* _What is needed_
Go over the entries below line by line, copying each one that contains the word "title".

* _Provided records_
--

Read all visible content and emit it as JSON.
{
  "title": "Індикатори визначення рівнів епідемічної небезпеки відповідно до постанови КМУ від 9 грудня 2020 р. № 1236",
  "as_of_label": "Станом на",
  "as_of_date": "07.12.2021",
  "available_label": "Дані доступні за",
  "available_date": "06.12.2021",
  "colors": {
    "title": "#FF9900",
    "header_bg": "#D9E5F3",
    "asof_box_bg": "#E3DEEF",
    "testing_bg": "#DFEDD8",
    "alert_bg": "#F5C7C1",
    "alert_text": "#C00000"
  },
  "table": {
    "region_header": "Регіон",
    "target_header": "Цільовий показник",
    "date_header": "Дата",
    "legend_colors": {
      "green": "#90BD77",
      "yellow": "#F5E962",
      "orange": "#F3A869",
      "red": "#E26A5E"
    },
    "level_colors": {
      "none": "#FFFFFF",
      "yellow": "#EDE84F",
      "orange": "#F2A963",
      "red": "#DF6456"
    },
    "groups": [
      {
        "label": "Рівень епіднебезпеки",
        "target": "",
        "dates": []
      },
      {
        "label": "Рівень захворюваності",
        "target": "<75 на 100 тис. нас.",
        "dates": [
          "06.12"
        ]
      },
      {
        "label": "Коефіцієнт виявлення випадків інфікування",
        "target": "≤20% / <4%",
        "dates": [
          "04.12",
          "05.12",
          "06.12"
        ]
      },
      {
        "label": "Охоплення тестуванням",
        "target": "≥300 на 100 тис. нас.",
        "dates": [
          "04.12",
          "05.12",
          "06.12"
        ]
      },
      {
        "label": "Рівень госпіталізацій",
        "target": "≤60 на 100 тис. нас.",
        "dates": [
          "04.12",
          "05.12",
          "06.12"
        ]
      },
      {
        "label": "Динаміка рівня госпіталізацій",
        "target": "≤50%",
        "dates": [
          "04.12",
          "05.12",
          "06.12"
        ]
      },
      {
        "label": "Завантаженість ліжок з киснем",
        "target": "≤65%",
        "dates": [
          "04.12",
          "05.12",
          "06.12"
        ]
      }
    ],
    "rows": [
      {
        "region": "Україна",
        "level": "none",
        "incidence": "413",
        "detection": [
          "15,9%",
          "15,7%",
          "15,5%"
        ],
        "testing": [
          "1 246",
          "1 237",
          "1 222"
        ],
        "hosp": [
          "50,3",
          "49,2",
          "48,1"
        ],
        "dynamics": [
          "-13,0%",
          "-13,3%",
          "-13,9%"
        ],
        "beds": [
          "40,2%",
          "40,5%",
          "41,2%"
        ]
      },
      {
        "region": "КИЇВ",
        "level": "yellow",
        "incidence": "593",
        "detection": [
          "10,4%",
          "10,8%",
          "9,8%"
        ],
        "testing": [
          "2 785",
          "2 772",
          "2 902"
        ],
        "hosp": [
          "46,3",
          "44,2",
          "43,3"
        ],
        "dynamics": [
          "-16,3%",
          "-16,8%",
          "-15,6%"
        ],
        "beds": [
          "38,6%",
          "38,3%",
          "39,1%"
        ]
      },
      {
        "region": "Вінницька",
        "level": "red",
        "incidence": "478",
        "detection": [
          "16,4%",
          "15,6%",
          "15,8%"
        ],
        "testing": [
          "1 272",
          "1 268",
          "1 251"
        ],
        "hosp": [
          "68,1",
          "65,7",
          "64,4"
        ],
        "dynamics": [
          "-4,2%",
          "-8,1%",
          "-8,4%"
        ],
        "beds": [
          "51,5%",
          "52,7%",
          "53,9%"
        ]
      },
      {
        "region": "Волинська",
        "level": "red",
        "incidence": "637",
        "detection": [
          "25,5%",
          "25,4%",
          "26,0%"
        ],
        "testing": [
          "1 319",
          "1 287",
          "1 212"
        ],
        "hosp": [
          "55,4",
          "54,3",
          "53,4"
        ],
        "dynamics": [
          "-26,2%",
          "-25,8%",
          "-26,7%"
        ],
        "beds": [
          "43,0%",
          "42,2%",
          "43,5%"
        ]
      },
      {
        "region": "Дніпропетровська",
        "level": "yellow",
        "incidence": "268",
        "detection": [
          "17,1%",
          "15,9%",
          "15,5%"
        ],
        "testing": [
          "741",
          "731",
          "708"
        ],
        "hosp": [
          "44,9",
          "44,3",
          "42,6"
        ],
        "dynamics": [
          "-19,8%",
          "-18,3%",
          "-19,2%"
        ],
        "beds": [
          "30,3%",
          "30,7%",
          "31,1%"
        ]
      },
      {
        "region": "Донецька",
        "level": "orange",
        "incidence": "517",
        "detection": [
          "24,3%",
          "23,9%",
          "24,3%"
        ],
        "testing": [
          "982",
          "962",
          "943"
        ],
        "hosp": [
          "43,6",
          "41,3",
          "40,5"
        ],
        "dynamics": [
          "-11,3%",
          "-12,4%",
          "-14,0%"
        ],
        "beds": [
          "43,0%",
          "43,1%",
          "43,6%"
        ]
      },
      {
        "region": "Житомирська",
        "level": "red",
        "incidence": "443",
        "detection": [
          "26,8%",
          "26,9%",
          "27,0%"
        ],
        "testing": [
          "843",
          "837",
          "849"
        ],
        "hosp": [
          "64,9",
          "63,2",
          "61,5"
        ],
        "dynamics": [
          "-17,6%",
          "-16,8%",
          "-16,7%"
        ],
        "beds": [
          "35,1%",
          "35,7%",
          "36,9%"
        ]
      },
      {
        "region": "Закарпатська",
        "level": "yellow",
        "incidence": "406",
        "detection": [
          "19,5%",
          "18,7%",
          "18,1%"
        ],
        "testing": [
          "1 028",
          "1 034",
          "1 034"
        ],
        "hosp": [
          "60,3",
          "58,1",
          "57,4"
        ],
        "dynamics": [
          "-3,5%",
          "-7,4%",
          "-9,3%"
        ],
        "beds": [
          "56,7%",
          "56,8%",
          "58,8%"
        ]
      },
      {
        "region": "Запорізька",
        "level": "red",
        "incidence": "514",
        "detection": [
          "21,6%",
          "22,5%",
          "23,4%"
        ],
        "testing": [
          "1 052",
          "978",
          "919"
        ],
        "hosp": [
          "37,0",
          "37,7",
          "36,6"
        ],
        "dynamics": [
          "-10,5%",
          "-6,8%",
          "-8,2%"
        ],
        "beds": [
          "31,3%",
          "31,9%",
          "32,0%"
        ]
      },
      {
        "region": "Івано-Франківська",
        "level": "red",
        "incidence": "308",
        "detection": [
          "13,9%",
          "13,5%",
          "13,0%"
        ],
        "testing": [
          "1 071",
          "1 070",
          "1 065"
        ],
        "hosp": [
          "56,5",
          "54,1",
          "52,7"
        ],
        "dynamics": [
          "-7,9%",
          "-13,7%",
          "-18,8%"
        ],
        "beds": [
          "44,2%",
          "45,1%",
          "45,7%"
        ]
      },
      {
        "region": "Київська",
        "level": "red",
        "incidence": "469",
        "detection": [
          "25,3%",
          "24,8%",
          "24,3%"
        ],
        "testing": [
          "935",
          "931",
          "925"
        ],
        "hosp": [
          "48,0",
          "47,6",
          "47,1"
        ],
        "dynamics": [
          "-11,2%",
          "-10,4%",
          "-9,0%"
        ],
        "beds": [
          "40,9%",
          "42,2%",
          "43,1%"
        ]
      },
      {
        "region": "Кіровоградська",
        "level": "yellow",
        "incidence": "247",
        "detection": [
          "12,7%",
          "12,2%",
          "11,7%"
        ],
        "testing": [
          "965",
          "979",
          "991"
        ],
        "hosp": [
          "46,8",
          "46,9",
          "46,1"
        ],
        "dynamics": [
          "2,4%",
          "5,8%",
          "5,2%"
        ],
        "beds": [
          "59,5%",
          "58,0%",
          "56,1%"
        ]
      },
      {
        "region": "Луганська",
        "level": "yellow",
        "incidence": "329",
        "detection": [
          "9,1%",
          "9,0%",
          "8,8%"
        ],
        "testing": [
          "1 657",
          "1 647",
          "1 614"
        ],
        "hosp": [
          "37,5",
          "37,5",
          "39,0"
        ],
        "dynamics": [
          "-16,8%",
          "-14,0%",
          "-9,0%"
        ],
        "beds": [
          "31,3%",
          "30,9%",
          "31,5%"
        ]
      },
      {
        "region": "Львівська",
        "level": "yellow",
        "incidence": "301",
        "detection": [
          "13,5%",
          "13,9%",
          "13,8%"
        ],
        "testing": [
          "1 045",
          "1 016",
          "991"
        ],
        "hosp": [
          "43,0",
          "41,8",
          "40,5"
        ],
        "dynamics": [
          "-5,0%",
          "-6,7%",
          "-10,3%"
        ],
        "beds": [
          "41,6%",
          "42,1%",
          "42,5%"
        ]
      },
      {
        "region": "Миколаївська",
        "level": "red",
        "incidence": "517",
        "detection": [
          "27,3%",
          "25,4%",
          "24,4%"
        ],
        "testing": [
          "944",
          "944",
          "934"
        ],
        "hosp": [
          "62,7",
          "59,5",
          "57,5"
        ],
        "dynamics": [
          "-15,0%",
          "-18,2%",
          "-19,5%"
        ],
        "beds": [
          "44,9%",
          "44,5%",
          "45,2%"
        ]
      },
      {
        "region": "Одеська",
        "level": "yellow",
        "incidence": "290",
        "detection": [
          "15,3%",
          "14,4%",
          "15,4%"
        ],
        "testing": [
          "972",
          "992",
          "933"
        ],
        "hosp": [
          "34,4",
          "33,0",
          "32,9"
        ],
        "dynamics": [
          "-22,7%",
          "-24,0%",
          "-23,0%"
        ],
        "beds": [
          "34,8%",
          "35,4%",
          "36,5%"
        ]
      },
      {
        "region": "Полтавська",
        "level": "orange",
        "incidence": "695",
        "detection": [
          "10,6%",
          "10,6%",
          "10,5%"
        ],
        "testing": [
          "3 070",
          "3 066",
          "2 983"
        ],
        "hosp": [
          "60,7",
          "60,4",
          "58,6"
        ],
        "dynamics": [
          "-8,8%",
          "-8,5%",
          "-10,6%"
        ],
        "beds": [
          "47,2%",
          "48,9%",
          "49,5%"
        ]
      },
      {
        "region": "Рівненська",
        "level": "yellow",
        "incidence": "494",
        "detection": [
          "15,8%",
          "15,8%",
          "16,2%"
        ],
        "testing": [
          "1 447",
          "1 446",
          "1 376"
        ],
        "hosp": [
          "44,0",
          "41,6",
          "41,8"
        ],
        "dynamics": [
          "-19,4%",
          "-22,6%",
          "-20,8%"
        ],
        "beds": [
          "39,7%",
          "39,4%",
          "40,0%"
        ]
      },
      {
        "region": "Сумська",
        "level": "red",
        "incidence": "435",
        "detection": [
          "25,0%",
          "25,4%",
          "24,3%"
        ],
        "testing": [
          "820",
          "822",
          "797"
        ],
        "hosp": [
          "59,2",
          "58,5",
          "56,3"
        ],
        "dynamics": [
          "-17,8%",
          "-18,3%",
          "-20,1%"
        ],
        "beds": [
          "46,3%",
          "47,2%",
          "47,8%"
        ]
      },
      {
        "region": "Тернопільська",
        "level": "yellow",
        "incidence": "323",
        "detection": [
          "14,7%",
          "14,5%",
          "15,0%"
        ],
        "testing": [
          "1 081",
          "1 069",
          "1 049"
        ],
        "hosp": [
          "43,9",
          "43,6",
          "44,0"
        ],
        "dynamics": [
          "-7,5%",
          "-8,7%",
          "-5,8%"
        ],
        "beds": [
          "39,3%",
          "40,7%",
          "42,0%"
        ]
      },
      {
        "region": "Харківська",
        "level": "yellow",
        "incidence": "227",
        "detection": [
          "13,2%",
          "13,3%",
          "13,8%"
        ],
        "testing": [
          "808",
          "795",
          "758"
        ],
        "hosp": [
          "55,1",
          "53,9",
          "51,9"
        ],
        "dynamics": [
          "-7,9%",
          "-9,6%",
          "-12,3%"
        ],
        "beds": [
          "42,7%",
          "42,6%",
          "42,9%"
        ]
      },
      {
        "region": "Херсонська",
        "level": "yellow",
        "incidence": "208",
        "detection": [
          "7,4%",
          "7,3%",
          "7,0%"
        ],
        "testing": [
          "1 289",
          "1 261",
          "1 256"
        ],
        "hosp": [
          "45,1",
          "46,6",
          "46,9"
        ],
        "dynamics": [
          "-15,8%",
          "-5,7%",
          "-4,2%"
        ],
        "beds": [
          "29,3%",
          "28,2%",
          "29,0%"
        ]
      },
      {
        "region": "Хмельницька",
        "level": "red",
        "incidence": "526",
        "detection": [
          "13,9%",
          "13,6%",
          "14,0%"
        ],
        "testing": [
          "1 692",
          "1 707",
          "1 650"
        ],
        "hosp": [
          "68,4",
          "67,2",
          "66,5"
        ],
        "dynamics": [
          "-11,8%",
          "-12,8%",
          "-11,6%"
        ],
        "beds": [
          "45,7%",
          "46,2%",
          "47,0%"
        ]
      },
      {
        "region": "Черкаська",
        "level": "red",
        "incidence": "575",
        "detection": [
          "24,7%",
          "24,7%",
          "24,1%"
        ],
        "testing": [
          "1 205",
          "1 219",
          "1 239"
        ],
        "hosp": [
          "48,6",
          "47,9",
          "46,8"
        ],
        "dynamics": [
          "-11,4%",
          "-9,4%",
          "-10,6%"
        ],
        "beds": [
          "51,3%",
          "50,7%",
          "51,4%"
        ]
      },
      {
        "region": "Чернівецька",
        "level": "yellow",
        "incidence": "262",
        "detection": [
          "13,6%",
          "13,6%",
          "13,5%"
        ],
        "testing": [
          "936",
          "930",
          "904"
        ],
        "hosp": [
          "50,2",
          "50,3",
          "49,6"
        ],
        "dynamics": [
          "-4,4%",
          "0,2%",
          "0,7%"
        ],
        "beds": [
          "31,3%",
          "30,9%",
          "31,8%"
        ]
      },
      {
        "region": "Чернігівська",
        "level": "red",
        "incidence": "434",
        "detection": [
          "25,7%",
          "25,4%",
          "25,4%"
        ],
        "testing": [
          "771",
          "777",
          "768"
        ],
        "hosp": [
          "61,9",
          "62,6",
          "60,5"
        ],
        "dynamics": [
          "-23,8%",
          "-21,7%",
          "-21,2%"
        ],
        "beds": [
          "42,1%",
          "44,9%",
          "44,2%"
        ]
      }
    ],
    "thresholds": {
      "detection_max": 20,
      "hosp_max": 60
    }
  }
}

--

* _Answer in full_
  "title": "Індикатори визначення рівнів епідемічної небезпеки відповідно до постанови КМУ від 9 грудня 2020 р. № 1236",
    "title": "#FF9900",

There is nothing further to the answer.